**Set problem:**
Note each line of the listing that contains the string "name", and copy it.

Dataset records:
▼

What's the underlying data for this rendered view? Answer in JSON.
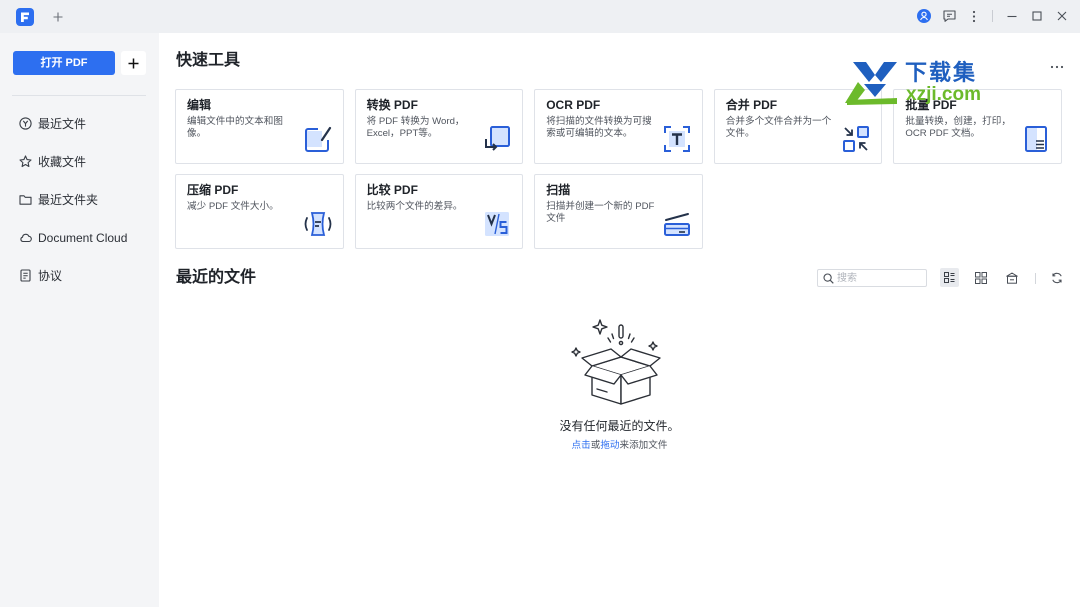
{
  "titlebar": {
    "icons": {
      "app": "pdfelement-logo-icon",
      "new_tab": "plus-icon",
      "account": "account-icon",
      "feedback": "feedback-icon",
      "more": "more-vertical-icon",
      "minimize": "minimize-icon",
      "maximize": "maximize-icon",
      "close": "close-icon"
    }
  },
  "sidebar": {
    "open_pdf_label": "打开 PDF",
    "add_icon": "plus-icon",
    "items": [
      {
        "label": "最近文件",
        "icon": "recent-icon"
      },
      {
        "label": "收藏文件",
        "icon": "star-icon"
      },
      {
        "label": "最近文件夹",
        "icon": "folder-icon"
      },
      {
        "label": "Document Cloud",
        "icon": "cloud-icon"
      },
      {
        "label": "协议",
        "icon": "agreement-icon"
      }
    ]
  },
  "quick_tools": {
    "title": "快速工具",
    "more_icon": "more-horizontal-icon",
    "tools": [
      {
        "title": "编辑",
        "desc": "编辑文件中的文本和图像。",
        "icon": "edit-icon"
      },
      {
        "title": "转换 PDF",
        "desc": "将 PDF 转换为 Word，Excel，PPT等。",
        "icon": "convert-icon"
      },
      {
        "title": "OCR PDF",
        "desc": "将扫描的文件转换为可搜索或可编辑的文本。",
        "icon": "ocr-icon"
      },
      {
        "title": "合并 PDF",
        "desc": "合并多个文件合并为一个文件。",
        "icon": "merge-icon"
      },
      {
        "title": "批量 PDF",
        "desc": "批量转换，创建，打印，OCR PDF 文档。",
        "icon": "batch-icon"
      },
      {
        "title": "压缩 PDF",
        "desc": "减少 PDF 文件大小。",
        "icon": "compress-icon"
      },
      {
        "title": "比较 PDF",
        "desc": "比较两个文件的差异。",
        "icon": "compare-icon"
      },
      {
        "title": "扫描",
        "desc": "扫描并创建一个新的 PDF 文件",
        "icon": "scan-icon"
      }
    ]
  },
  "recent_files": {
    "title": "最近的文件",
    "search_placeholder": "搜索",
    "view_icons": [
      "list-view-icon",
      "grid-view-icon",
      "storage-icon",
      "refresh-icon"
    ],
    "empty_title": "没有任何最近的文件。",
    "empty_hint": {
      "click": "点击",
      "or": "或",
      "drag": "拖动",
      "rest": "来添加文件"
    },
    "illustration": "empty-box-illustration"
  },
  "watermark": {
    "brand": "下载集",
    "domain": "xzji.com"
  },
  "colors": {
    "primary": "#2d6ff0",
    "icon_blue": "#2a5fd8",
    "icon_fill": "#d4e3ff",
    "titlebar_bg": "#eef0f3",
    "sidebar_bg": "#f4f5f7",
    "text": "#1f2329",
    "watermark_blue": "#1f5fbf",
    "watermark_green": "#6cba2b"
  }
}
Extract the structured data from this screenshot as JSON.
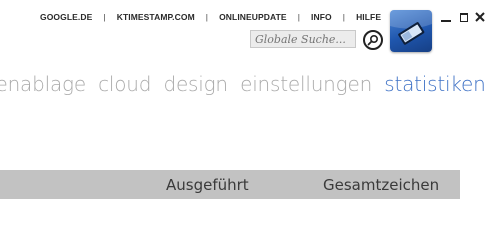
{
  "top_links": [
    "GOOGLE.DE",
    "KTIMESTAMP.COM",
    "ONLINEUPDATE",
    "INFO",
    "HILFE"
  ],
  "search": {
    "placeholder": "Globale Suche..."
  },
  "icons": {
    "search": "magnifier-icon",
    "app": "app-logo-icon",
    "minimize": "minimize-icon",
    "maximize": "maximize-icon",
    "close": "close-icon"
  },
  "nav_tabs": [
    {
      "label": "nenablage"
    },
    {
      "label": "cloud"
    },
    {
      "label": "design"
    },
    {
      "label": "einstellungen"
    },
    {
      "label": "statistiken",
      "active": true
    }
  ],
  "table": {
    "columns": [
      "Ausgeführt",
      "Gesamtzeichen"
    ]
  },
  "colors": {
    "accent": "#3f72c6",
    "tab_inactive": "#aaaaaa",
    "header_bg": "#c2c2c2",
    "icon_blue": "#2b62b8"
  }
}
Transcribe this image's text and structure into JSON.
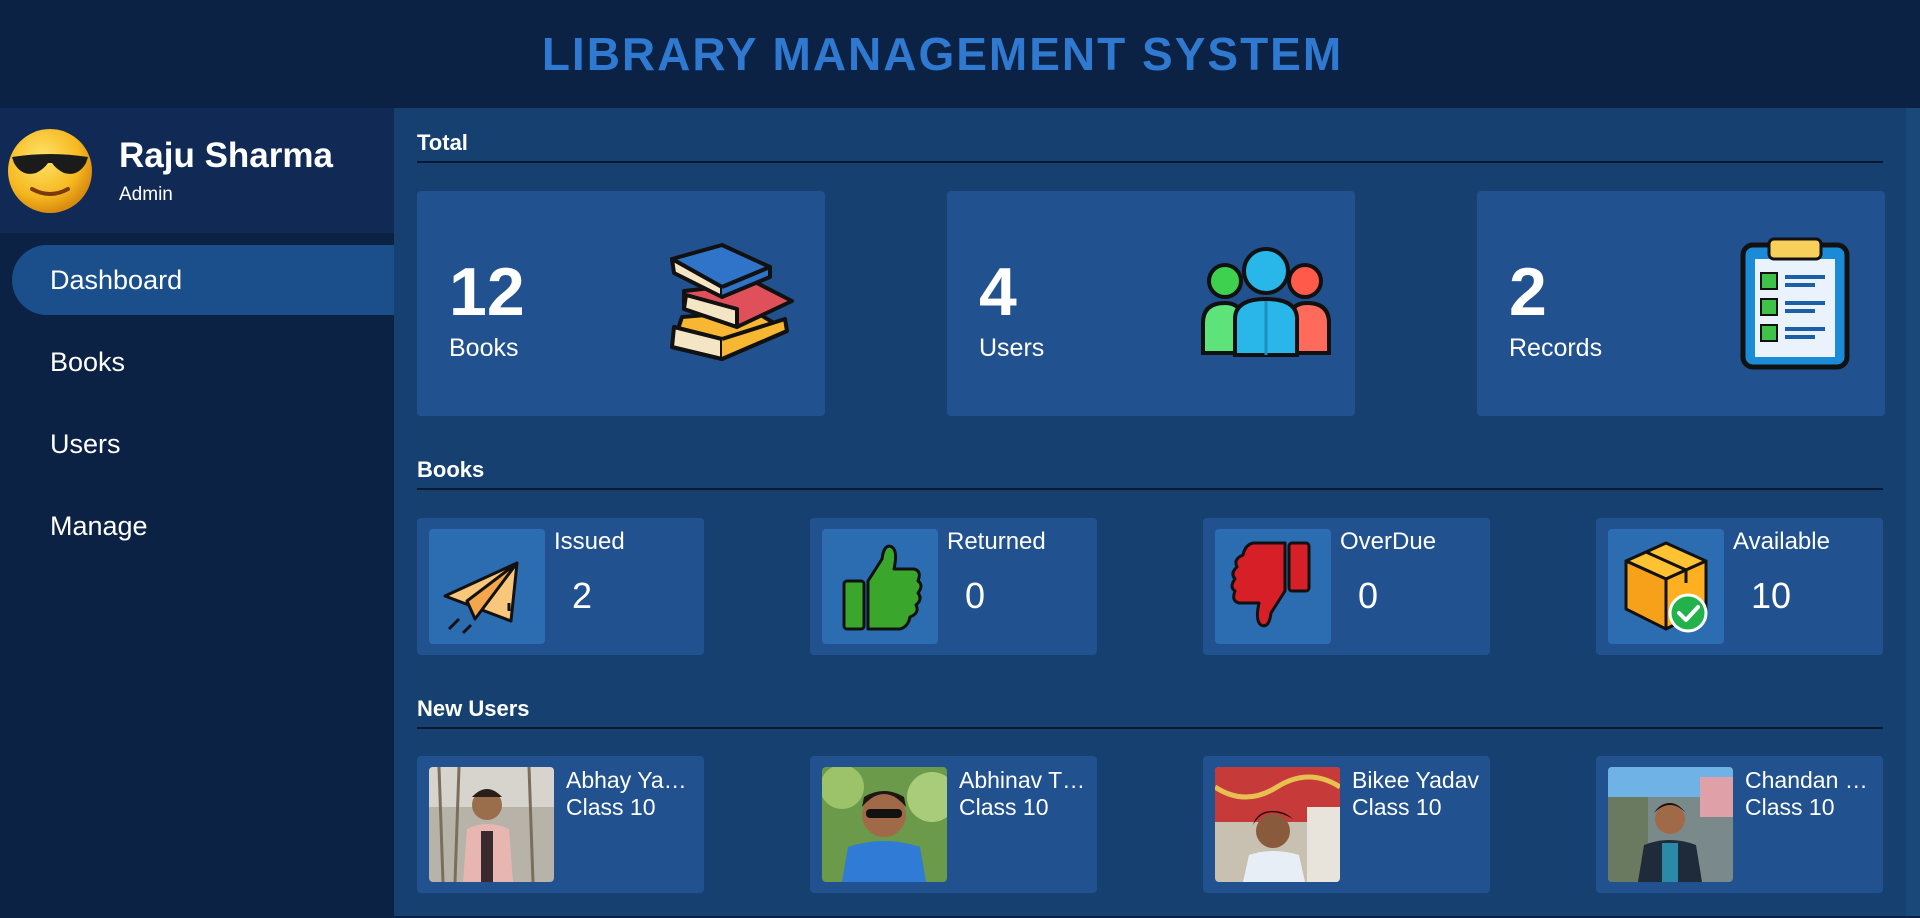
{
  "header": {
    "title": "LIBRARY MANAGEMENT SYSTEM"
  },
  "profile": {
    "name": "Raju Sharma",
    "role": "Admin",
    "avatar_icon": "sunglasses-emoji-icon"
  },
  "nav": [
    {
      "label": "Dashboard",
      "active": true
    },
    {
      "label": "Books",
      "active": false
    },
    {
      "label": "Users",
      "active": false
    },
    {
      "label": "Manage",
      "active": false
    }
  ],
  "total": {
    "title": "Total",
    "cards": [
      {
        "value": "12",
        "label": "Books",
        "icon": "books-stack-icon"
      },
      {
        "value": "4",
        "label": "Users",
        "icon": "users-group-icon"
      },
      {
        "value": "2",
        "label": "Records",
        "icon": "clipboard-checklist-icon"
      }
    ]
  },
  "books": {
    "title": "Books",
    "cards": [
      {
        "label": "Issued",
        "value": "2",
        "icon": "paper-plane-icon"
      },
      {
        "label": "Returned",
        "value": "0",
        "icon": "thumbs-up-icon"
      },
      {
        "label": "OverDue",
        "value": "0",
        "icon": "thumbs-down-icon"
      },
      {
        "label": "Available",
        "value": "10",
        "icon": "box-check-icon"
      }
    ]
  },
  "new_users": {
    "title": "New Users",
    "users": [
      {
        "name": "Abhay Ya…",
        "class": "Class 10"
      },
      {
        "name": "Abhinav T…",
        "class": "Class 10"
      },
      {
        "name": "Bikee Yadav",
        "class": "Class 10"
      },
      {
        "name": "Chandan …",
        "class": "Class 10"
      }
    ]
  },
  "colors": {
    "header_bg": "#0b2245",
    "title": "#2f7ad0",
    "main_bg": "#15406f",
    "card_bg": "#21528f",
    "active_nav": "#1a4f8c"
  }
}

▲

**Worked solution:**
    "name": "Raju Sharma",
        "name": "Abhay Ya…",
        "name": "Abhinav T…",
        "name": "Bikee Yadav",
        "name": "Chandan …",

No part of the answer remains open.